----- Task input
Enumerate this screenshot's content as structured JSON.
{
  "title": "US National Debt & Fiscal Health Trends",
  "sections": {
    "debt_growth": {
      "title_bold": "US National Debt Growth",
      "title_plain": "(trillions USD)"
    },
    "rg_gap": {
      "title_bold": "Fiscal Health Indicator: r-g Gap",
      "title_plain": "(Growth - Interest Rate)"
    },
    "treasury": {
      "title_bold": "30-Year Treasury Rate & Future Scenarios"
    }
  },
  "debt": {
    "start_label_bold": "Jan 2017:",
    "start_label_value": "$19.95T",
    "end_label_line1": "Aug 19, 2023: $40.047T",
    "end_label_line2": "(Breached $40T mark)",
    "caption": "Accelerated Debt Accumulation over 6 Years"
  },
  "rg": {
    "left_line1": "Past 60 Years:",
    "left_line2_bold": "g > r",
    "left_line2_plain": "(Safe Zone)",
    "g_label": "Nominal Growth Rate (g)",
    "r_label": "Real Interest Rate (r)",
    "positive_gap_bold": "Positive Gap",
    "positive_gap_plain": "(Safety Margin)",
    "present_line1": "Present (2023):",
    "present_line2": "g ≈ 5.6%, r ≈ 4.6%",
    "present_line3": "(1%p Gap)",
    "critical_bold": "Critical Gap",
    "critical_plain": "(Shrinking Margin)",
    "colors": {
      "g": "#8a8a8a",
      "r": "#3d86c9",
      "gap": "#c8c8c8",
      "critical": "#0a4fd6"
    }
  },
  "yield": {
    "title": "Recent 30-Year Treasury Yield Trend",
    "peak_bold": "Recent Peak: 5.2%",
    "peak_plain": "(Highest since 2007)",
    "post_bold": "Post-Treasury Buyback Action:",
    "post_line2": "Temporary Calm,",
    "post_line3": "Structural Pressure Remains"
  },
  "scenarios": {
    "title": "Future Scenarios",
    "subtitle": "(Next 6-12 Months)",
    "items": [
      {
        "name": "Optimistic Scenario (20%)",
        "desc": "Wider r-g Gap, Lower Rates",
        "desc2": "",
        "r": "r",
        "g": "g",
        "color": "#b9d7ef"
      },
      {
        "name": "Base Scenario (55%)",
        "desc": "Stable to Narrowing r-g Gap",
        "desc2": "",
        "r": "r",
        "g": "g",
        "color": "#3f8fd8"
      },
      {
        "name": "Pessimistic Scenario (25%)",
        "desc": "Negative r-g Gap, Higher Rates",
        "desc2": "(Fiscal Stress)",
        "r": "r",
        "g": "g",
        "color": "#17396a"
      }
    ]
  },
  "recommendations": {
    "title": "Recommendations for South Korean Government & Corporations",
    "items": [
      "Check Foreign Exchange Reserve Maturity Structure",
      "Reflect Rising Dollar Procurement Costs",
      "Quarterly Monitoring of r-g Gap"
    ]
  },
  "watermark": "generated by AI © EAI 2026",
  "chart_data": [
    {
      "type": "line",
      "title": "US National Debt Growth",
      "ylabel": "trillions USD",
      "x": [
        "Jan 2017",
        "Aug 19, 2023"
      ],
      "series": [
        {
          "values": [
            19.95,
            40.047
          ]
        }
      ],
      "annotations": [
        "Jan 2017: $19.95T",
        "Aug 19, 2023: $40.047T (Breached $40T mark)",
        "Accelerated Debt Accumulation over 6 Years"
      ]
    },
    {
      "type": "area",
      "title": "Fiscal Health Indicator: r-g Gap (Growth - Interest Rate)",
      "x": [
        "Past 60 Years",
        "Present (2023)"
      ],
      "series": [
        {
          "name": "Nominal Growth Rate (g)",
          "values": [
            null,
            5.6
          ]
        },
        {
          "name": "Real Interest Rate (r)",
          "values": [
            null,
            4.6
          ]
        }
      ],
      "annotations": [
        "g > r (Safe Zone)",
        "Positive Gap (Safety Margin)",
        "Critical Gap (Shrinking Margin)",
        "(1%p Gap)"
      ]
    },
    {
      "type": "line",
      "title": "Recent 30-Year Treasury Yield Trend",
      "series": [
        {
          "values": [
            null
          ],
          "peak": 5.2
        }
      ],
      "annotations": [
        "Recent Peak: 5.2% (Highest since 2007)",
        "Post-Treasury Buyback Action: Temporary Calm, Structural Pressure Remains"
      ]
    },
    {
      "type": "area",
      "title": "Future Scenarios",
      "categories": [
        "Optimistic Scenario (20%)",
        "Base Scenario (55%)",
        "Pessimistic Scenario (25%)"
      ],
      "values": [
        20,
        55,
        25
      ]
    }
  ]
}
----------
• _Task details_
Scan the material above for the string "Accumulation" and report each line where you find it.

• _Response to this task_
    "caption": "Accelerated Debt Accumulation over 6 Years"
        "Accelerated Debt Accumulation over 6 Years"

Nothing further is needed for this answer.